» **EXERCISE DIRECTIONS**
Extract the complete listing and output it unchanged.

-- RECORDS SHOWN start --

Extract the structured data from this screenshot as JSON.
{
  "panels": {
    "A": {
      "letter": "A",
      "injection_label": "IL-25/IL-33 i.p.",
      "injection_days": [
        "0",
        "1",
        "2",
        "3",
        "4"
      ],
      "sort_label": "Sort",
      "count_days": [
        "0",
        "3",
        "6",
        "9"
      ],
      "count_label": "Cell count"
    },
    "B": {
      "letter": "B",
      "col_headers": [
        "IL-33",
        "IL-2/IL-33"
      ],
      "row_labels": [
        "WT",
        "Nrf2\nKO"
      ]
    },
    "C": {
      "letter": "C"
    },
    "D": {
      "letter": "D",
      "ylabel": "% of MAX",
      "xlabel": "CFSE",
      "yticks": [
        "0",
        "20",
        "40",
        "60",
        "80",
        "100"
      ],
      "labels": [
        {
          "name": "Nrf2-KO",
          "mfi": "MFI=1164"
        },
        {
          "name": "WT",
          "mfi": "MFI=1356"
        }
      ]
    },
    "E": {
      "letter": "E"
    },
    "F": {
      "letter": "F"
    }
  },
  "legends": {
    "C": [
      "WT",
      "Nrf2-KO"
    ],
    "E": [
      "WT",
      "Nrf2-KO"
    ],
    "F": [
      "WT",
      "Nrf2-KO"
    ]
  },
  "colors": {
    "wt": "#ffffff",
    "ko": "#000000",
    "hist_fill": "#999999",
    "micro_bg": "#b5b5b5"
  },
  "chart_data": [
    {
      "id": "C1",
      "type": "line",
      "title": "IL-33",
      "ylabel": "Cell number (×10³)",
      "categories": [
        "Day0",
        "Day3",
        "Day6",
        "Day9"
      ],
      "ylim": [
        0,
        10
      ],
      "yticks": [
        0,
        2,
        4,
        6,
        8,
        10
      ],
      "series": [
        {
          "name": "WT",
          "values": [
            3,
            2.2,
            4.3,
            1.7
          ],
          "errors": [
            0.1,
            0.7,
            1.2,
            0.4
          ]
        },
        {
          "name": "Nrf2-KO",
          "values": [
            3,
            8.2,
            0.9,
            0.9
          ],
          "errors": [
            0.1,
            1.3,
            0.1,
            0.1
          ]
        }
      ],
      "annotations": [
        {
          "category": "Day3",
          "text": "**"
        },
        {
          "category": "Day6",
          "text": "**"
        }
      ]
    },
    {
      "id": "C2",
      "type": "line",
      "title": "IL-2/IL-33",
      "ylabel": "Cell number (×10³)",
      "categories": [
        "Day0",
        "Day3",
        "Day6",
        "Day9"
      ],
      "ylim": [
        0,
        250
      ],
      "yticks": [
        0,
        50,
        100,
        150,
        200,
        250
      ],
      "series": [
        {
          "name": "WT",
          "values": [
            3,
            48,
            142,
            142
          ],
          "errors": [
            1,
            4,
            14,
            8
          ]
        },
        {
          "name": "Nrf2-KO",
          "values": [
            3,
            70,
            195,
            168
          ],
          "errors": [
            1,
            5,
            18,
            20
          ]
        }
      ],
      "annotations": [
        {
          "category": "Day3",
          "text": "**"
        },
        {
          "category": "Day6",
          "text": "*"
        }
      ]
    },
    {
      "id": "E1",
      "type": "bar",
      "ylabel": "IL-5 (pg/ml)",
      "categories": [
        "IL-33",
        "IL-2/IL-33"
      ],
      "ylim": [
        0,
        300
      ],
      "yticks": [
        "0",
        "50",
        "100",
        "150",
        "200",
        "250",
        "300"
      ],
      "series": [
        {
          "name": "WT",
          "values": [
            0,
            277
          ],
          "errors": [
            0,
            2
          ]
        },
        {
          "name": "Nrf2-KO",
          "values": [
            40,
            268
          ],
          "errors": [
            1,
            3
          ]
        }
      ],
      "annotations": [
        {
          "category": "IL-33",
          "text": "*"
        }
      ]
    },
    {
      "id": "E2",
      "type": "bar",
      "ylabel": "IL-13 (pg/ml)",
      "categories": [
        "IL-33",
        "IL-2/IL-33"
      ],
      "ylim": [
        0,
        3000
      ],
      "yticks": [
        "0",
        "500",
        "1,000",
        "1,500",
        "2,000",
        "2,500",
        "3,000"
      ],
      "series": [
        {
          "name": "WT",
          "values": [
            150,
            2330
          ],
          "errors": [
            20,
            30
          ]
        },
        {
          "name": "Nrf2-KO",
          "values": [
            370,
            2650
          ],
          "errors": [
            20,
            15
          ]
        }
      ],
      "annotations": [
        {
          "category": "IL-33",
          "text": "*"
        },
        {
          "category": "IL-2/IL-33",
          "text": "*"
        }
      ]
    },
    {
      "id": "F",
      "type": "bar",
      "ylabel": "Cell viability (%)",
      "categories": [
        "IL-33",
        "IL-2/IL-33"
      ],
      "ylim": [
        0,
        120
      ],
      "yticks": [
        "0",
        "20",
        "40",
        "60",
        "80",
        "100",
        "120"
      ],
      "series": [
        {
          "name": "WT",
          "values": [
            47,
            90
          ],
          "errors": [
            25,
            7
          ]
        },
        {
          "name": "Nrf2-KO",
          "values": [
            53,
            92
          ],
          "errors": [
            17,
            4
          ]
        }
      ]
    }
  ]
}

-- RECORDS SHOWN end --

» **OUTPUT**
Extract the structured data from this screenshot as JSON.
{
  "panels": {
    "A": {
      "letter": "A",
      "injection_label": "IL-25/IL-33 i.p.",
      "injection_days": [
        "0",
        "1",
        "2",
        "3",
        "4"
      ],
      "sort_label": "Sort",
      "count_days": [
        "0",
        "3",
        "6",
        "9"
      ],
      "count_label": "Cell count"
    },
    "B": {
      "letter": "B",
      "col_headers": [
        "IL-33",
        "IL-2/IL-33"
      ],
      "row_labels": [
        "WT",
        "Nrf2\nKO"
      ]
    },
    "C": {
      "letter": "C"
    },
    "D": {
      "letter": "D",
      "ylabel": "% of MAX",
      "xlabel": "CFSE",
      "yticks": [
        "0",
        "20",
        "40",
        "60",
        "80",
        "100"
      ],
      "labels": [
        {
          "name": "Nrf2-KO",
          "mfi": "MFI=1164"
        },
        {
          "name": "WT",
          "mfi": "MFI=1356"
        }
      ]
    },
    "E": {
      "letter": "E"
    },
    "F": {
      "letter": "F"
    }
  },
  "legends": {
    "C": [
      "WT",
      "Nrf2-KO"
    ],
    "E": [
      "WT",
      "Nrf2-KO"
    ],
    "F": [
      "WT",
      "Nrf2-KO"
    ]
  },
  "colors": {
    "wt": "#ffffff",
    "ko": "#000000",
    "hist_fill": "#999999",
    "micro_bg": "#b5b5b5"
  },
  "chart_data": [
    {
      "id": "C1",
      "type": "line",
      "title": "IL-33",
      "ylabel": "Cell number (×10³)",
      "categories": [
        "Day0",
        "Day3",
        "Day6",
        "Day9"
      ],
      "ylim": [
        0,
        10
      ],
      "yticks": [
        0,
        2,
        4,
        6,
        8,
        10
      ],
      "series": [
        {
          "name": "WT",
          "values": [
            3,
            2.2,
            4.3,
            1.7
          ],
          "errors": [
            0.1,
            0.7,
            1.2,
            0.4
          ]
        },
        {
          "name": "Nrf2-KO",
          "values": [
            3,
            8.2,
            0.9,
            0.9
          ],
          "errors": [
            0.1,
            1.3,
            0.1,
            0.1
          ]
        }
      ],
      "annotations": [
        {
          "category": "Day3",
          "text": "**"
        },
        {
          "category": "Day6",
          "text": "**"
        }
      ]
    },
    {
      "id": "C2",
      "type": "line",
      "title": "IL-2/IL-33",
      "ylabel": "Cell number (×10³)",
      "categories": [
        "Day0",
        "Day3",
        "Day6",
        "Day9"
      ],
      "ylim": [
        0,
        250
      ],
      "yticks": [
        0,
        50,
        100,
        150,
        200,
        250
      ],
      "series": [
        {
          "name": "WT",
          "values": [
            3,
            48,
            142,
            142
          ],
          "errors": [
            1,
            4,
            14,
            8
          ]
        },
        {
          "name": "Nrf2-KO",
          "values": [
            3,
            70,
            195,
            168
          ],
          "errors": [
            1,
            5,
            18,
            20
          ]
        }
      ],
      "annotations": [
        {
          "category": "Day3",
          "text": "**"
        },
        {
          "category": "Day6",
          "text": "*"
        }
      ]
    },
    {
      "id": "E1",
      "type": "bar",
      "ylabel": "IL-5 (pg/ml)",
      "categories": [
        "IL-33",
        "IL-2/IL-33"
      ],
      "ylim": [
        0,
        300
      ],
      "yticks": [
        "0",
        "50",
        "100",
        "150",
        "200",
        "250",
        "300"
      ],
      "series": [
        {
          "name": "WT",
          "values": [
            0,
            277
          ],
          "errors": [
            0,
            2
          ]
        },
        {
          "name": "Nrf2-KO",
          "values": [
            40,
            268
          ],
          "errors": [
            1,
            3
          ]
        }
      ],
      "annotations": [
        {
          "category": "IL-33",
          "text": "*"
        }
      ]
    },
    {
      "id": "E2",
      "type": "bar",
      "ylabel": "IL-13 (pg/ml)",
      "categories": [
        "IL-33",
        "IL-2/IL-33"
      ],
      "ylim": [
        0,
        3000
      ],
      "yticks": [
        "0",
        "500",
        "1,000",
        "1,500",
        "2,000",
        "2,500",
        "3,000"
      ],
      "series": [
        {
          "name": "WT",
          "values": [
            150,
            2330
          ],
          "errors": [
            20,
            30
          ]
        },
        {
          "name": "Nrf2-KO",
          "values": [
            370,
            2650
          ],
          "errors": [
            20,
            15
          ]
        }
      ],
      "annotations": [
        {
          "category": "IL-33",
          "text": "*"
        },
        {
          "category": "IL-2/IL-33",
          "text": "*"
        }
      ]
    },
    {
      "id": "F",
      "type": "bar",
      "ylabel": "Cell viability (%)",
      "categories": [
        "IL-33",
        "IL-2/IL-33"
      ],
      "ylim": [
        0,
        120
      ],
      "yticks": [
        "0",
        "20",
        "40",
        "60",
        "80",
        "100",
        "120"
      ],
      "series": [
        {
          "name": "WT",
          "values": [
            47,
            90
          ],
          "errors": [
            25,
            7
          ]
        },
        {
          "name": "Nrf2-KO",
          "values": [
            53,
            92
          ],
          "errors": [
            17,
            4
          ]
        }
      ]
    }
  ]
}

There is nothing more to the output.